__Objective__
Give the data a second time, exactly and in full.

__Task material__
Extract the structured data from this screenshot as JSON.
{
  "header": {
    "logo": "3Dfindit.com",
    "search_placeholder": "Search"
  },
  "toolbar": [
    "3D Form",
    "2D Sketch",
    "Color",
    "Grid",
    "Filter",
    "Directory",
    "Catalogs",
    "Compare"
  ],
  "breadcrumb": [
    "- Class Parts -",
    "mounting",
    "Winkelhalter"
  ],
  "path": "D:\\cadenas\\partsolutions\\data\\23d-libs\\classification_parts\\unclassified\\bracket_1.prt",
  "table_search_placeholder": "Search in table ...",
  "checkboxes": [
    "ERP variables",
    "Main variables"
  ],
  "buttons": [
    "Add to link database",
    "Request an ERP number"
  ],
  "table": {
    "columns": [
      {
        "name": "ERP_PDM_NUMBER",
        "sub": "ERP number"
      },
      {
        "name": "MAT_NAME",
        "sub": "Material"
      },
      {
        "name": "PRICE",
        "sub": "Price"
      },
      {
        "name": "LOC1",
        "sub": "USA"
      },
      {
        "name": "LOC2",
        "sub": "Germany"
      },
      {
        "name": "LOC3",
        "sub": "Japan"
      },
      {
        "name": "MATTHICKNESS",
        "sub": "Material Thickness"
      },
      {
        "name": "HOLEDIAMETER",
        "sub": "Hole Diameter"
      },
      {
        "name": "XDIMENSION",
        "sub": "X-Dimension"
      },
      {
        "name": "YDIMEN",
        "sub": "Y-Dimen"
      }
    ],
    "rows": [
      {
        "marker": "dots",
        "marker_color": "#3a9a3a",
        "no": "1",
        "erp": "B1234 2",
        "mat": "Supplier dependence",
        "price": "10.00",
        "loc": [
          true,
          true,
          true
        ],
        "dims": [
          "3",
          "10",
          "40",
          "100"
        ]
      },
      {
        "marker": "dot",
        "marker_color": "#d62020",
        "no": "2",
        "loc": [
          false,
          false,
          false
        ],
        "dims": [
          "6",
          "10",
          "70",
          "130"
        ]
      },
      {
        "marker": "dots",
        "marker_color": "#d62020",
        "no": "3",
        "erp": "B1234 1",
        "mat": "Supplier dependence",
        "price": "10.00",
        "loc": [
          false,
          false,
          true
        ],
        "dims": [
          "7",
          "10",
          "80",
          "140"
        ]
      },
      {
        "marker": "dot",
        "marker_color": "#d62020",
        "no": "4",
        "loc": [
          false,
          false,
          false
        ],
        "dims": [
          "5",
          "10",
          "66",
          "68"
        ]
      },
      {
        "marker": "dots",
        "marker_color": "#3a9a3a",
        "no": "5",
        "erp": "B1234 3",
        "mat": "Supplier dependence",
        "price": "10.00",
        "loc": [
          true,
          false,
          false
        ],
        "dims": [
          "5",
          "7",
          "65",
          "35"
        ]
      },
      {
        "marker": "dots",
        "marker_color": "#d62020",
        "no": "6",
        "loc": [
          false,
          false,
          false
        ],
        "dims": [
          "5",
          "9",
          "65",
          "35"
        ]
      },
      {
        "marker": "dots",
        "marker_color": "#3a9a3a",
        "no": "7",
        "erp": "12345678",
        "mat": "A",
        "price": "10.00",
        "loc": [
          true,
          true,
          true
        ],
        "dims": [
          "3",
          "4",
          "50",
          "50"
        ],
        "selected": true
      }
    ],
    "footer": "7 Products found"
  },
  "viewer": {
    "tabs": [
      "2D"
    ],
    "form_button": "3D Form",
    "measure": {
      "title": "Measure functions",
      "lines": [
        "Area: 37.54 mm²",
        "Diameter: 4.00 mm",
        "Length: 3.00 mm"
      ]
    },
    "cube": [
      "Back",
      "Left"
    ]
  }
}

__Expected answer__
Extract the structured data from this screenshot as JSON.
{
  "header": {
    "logo": "3Dfindit.com",
    "search_placeholder": "Search"
  },
  "toolbar": [
    "3D Form",
    "2D Sketch",
    "Color",
    "Grid",
    "Filter",
    "Directory",
    "Catalogs",
    "Compare"
  ],
  "breadcrumb": [
    "- Class Parts -",
    "mounting",
    "Winkelhalter"
  ],
  "path": "D:\\cadenas\\partsolutions\\data\\23d-libs\\classification_parts\\unclassified\\bracket_1.prt",
  "table_search_placeholder": "Search in table ...",
  "checkboxes": [
    "ERP variables",
    "Main variables"
  ],
  "buttons": [
    "Add to link database",
    "Request an ERP number"
  ],
  "table": {
    "columns": [
      {
        "name": "ERP_PDM_NUMBER",
        "sub": "ERP number"
      },
      {
        "name": "MAT_NAME",
        "sub": "Material"
      },
      {
        "name": "PRICE",
        "sub": "Price"
      },
      {
        "name": "LOC1",
        "sub": "USA"
      },
      {
        "name": "LOC2",
        "sub": "Germany"
      },
      {
        "name": "LOC3",
        "sub": "Japan"
      },
      {
        "name": "MATTHICKNESS",
        "sub": "Material Thickness"
      },
      {
        "name": "HOLEDIAMETER",
        "sub": "Hole Diameter"
      },
      {
        "name": "XDIMENSION",
        "sub": "X-Dimension"
      },
      {
        "name": "YDIMEN",
        "sub": "Y-Dimen"
      }
    ],
    "rows": [
      {
        "marker": "dots",
        "marker_color": "#3a9a3a",
        "no": "1",
        "erp": "B1234 2",
        "mat": "Supplier dependence",
        "price": "10.00",
        "loc": [
          true,
          true,
          true
        ],
        "dims": [
          "3",
          "10",
          "40",
          "100"
        ]
      },
      {
        "marker": "dot",
        "marker_color": "#d62020",
        "no": "2",
        "loc": [
          false,
          false,
          false
        ],
        "dims": [
          "6",
          "10",
          "70",
          "130"
        ]
      },
      {
        "marker": "dots",
        "marker_color": "#d62020",
        "no": "3",
        "erp": "B1234 1",
        "mat": "Supplier dependence",
        "price": "10.00",
        "loc": [
          false,
          false,
          true
        ],
        "dims": [
          "7",
          "10",
          "80",
          "140"
        ]
      },
      {
        "marker": "dot",
        "marker_color": "#d62020",
        "no": "4",
        "loc": [
          false,
          false,
          false
        ],
        "dims": [
          "5",
          "10",
          "66",
          "68"
        ]
      },
      {
        "marker": "dots",
        "marker_color": "#3a9a3a",
        "no": "5",
        "erp": "B1234 3",
        "mat": "Supplier dependence",
        "price": "10.00",
        "loc": [
          true,
          false,
          false
        ],
        "dims": [
          "5",
          "7",
          "65",
          "35"
        ]
      },
      {
        "marker": "dots",
        "marker_color": "#d62020",
        "no": "6",
        "loc": [
          false,
          false,
          false
        ],
        "dims": [
          "5",
          "9",
          "65",
          "35"
        ]
      },
      {
        "marker": "dots",
        "marker_color": "#3a9a3a",
        "no": "7",
        "erp": "12345678",
        "mat": "A",
        "price": "10.00",
        "loc": [
          true,
          true,
          true
        ],
        "dims": [
          "3",
          "4",
          "50",
          "50"
        ],
        "selected": true
      }
    ],
    "footer": "7 Products found"
  },
  "viewer": {
    "tabs": [
      "2D"
    ],
    "form_button": "3D Form",
    "measure": {
      "title": "Measure functions",
      "lines": [
        "Area: 37.54 mm²",
        "Diameter: 4.00 mm",
        "Length: 3.00 mm"
      ]
    },
    "cube": [
      "Back",
      "Left"
    ]
  }
}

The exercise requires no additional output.